* begin Records *

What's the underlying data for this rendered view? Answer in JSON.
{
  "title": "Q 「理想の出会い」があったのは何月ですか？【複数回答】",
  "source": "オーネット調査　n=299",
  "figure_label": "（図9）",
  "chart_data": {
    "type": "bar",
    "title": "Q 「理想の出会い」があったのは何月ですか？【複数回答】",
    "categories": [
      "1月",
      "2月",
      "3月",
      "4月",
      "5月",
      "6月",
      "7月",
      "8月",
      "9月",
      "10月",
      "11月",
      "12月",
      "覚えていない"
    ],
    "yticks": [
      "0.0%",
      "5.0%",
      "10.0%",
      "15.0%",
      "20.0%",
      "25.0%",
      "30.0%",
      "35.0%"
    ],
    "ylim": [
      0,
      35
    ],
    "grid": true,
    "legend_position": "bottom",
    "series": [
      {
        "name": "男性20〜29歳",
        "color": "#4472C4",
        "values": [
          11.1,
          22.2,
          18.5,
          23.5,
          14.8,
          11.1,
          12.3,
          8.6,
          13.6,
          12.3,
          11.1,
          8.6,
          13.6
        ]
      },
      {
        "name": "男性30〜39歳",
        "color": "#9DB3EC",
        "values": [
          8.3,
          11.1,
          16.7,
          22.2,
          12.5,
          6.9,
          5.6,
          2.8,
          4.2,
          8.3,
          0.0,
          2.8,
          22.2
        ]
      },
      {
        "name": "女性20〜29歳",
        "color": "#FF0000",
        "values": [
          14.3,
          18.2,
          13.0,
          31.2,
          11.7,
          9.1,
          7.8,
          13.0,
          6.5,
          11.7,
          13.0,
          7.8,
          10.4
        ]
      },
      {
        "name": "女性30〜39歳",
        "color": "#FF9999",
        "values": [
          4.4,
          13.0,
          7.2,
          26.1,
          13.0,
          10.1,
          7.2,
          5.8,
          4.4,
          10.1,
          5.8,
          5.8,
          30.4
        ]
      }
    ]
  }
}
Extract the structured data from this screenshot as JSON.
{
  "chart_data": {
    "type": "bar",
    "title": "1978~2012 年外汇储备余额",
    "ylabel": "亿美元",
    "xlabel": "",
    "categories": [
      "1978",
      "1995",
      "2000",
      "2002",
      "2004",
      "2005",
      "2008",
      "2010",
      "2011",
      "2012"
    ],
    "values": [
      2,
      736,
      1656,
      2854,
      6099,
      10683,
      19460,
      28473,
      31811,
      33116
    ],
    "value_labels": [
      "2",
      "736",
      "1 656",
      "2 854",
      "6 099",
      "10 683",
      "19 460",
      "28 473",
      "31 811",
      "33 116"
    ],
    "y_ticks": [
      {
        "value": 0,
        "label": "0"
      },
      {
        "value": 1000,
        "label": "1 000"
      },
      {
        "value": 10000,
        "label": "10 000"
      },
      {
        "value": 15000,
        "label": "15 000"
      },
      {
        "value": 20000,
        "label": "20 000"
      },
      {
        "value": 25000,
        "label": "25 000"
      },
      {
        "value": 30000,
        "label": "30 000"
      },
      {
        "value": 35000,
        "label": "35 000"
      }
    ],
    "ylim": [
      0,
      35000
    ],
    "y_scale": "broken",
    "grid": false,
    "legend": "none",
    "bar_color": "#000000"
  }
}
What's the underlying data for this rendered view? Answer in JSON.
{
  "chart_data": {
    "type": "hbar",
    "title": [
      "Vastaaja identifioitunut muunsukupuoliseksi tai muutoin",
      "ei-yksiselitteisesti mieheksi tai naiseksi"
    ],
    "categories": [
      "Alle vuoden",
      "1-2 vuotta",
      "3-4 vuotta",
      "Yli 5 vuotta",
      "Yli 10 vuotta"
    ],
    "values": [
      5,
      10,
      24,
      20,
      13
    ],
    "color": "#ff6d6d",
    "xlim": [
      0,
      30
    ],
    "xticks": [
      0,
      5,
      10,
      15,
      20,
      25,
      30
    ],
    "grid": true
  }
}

* end Records *

(Goal of the exercise):
All of the data must be returned exactly.

(The output):
What's the underlying data for this rendered view? Answer in JSON.
{
  "title": "Q 「理想の出会い」があったのは何月ですか？【複数回答】",
  "source": "オーネット調査　n=299",
  "figure_label": "（図9）",
  "chart_data": {
    "type": "bar",
    "title": "Q 「理想の出会い」があったのは何月ですか？【複数回答】",
    "categories": [
      "1月",
      "2月",
      "3月",
      "4月",
      "5月",
      "6月",
      "7月",
      "8月",
      "9月",
      "10月",
      "11月",
      "12月",
      "覚えていない"
    ],
    "yticks": [
      "0.0%",
      "5.0%",
      "10.0%",
      "15.0%",
      "20.0%",
      "25.0%",
      "30.0%",
      "35.0%"
    ],
    "ylim": [
      0,
      35
    ],
    "grid": true,
    "legend_position": "bottom",
    "series": [
      {
        "name": "男性20〜29歳",
        "color": "#4472C4",
        "values": [
          11.1,
          22.2,
          18.5,
          23.5,
          14.8,
          11.1,
          12.3,
          8.6,
          13.6,
          12.3,
          11.1,
          8.6,
          13.6
        ]
      },
      {
        "name": "男性30〜39歳",
        "color": "#9DB3EC",
        "values": [
          8.3,
          11.1,
          16.7,
          22.2,
          12.5,
          6.9,
          5.6,
          2.8,
          4.2,
          8.3,
          0.0,
          2.8,
          22.2
        ]
      },
      {
        "name": "女性20〜29歳",
        "color": "#FF0000",
        "values": [
          14.3,
          18.2,
          13.0,
          31.2,
          11.7,
          9.1,
          7.8,
          13.0,
          6.5,
          11.7,
          13.0,
          7.8,
          10.4
        ]
      },
      {
        "name": "女性30〜39歳",
        "color": "#FF9999",
        "values": [
          4.4,
          13.0,
          7.2,
          26.1,
          13.0,
          10.1,
          7.2,
          5.8,
          4.4,
          10.1,
          5.8,
          5.8,
          30.4
        ]
      }
    ]
  }
}
Extract the structured data from this screenshot as JSON.
{
  "chart_data": {
    "type": "bar",
    "title": "1978~2012 年外汇储备余额",
    "ylabel": "亿美元",
    "xlabel": "",
    "categories": [
      "1978",
      "1995",
      "2000",
      "2002",
      "2004",
      "2005",
      "2008",
      "2010",
      "2011",
      "2012"
    ],
    "values": [
      2,
      736,
      1656,
      2854,
      6099,
      10683,
      19460,
      28473,
      31811,
      33116
    ],
    "value_labels": [
      "2",
      "736",
      "1 656",
      "2 854",
      "6 099",
      "10 683",
      "19 460",
      "28 473",
      "31 811",
      "33 116"
    ],
    "y_ticks": [
      {
        "value": 0,
        "label": "0"
      },
      {
        "value": 1000,
        "label": "1 000"
      },
      {
        "value": 10000,
        "label": "10 000"
      },
      {
        "value": 15000,
        "label": "15 000"
      },
      {
        "value": 20000,
        "label": "20 000"
      },
      {
        "value": 25000,
        "label": "25 000"
      },
      {
        "value": 30000,
        "label": "30 000"
      },
      {
        "value": 35000,
        "label": "35 000"
      }
    ],
    "ylim": [
      0,
      35000
    ],
    "y_scale": "broken",
    "grid": false,
    "legend": "none",
    "bar_color": "#000000"
  }
}
What's the underlying data for this rendered view? Answer in JSON.
{
  "chart_data": {
    "type": "hbar",
    "title": [
      "Vastaaja identifioitunut muunsukupuoliseksi tai muutoin",
      "ei-yksiselitteisesti mieheksi tai naiseksi"
    ],
    "categories": [
      "Alle vuoden",
      "1-2 vuotta",
      "3-4 vuotta",
      "Yli 5 vuotta",
      "Yli 10 vuotta"
    ],
    "values": [
      5,
      10,
      24,
      20,
      13
    ],
    "color": "#ff6d6d",
    "xlim": [
      0,
      30
    ],
    "xticks": [
      0,
      5,
      10,
      15,
      20,
      25,
      30
    ],
    "grid": true
  }
}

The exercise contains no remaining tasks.